■ GIVEN PROBLEM
Quote every one of the following lines verbatim, with nothing left out or altered.

■ GIVEN DATA
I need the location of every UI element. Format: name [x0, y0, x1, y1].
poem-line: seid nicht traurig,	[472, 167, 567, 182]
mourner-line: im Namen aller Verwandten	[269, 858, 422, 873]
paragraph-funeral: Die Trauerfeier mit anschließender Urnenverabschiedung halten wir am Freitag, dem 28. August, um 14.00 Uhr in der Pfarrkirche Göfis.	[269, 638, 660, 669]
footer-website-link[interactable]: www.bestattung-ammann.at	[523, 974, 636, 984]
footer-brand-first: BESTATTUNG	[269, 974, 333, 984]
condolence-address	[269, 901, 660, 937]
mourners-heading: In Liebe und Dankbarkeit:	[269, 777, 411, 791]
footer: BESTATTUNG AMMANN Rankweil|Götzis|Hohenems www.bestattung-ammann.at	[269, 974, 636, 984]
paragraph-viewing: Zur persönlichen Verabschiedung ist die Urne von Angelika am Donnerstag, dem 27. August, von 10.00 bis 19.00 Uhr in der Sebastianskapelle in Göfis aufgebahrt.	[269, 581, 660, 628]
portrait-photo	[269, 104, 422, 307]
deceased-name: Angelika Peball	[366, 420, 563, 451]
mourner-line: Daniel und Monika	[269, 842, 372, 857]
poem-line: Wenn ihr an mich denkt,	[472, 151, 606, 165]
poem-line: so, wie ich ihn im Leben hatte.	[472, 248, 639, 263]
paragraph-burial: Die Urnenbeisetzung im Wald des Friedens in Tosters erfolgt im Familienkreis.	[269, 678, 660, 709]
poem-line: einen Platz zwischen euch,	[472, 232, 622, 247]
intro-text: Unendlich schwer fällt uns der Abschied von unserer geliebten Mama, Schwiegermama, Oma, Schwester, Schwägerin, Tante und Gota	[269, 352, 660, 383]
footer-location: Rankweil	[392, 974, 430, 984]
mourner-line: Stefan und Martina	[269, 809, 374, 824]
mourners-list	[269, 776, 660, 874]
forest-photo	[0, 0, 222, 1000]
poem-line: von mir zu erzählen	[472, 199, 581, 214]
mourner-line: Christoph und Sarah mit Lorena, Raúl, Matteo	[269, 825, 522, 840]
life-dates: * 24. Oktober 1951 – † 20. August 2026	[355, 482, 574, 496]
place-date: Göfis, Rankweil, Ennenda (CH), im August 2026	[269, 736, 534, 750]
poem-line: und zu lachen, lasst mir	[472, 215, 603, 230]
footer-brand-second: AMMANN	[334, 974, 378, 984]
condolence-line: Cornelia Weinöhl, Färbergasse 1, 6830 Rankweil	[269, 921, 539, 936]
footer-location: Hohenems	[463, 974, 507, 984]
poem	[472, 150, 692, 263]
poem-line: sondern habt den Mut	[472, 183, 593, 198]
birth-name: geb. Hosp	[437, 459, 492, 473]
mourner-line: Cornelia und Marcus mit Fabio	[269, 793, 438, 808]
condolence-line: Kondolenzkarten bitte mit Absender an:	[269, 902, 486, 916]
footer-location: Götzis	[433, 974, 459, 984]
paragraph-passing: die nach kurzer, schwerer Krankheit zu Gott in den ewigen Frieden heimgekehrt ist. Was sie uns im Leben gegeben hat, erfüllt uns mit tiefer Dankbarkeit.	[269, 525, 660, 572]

■ ANSWER TO THE TASK
I need the location of every UI element. Format: name [x0, y0, x1, y1].
poem-line: seid nicht traurig,	[472, 167, 567, 182]
mourner-line: im Namen aller Verwandten	[269, 858, 422, 873]
paragraph-funeral: Die Trauerfeier mit anschließender Urnenverabschiedung halten wir am Freitag, dem 28. August, um 14.00 Uhr in der Pfarrkirche Göfis.	[269, 638, 660, 669]
footer-website-link[interactable]: www.bestattung-ammann.at	[523, 974, 636, 984]
footer-brand-first: BESTATTUNG	[269, 974, 333, 984]
condolence-address	[269, 901, 660, 937]
mourners-heading: In Liebe und Dankbarkeit:	[269, 777, 411, 791]
footer: BESTATTUNG AMMANN Rankweil|Götzis|Hohenems www.bestattung-ammann.at	[269, 974, 636, 984]
paragraph-viewing: Zur persönlichen Verabschiedung ist die Urne von Angelika am Donnerstag, dem 27. August, von 10.00 bis 19.00 Uhr in der Sebastianskapelle in Göfis aufgebahrt.	[269, 581, 660, 628]
portrait-photo	[269, 104, 422, 307]
deceased-name: Angelika Peball	[366, 420, 563, 451]
mourner-line: Daniel und Monika	[269, 842, 372, 857]
poem-line: Wenn ihr an mich denkt,	[472, 151, 606, 165]
poem-line: so, wie ich ihn im Leben hatte.	[472, 248, 639, 263]
paragraph-burial: Die Urnenbeisetzung im Wald des Friedens in Tosters erfolgt im Familienkreis.	[269, 678, 660, 709]
poem-line: einen Platz zwischen euch,	[472, 232, 622, 247]
intro-text: Unendlich schwer fällt uns der Abschied von unserer geliebten Mama, Schwiegermama, Oma, Schwester, Schwägerin, Tante und Gota	[269, 352, 660, 383]
footer-location: Rankweil	[392, 974, 430, 984]
mourner-line: Stefan und Martina	[269, 809, 374, 824]
mourners-list	[269, 776, 660, 874]
forest-photo	[0, 0, 222, 1000]
poem-line: von mir zu erzählen	[472, 199, 581, 214]
mourner-line: Christoph und Sarah mit Lorena, Raúl, Matteo	[269, 825, 522, 840]
life-dates: * 24. Oktober 1951 – † 20. August 2026	[355, 482, 574, 496]
place-date: Göfis, Rankweil, Ennenda (CH), im August 2026	[269, 736, 534, 750]
poem-line: und zu lachen, lasst mir	[472, 215, 603, 230]
footer-brand-second: AMMANN	[334, 974, 378, 984]
condolence-line: Cornelia Weinöhl, Färbergasse 1, 6830 Rankweil	[269, 921, 539, 936]
footer-location: Hohenems	[463, 974, 507, 984]
poem	[472, 150, 692, 263]
poem-line: sondern habt den Mut	[472, 183, 593, 198]
birth-name: geb. Hosp	[437, 459, 492, 473]
mourner-line: Cornelia und Marcus mit Fabio	[269, 793, 438, 808]
condolence-line: Kondolenzkarten bitte mit Absender an:	[269, 902, 486, 916]
footer-location: Götzis	[433, 974, 459, 984]
paragraph-passing: die nach kurzer, schwerer Krankheit zu Gott in den ewigen Frieden heimgekehrt ist. Was sie uns im Leben gegeben hat, erfüllt uns mit tiefer Dankbarkeit.	[269, 525, 660, 572]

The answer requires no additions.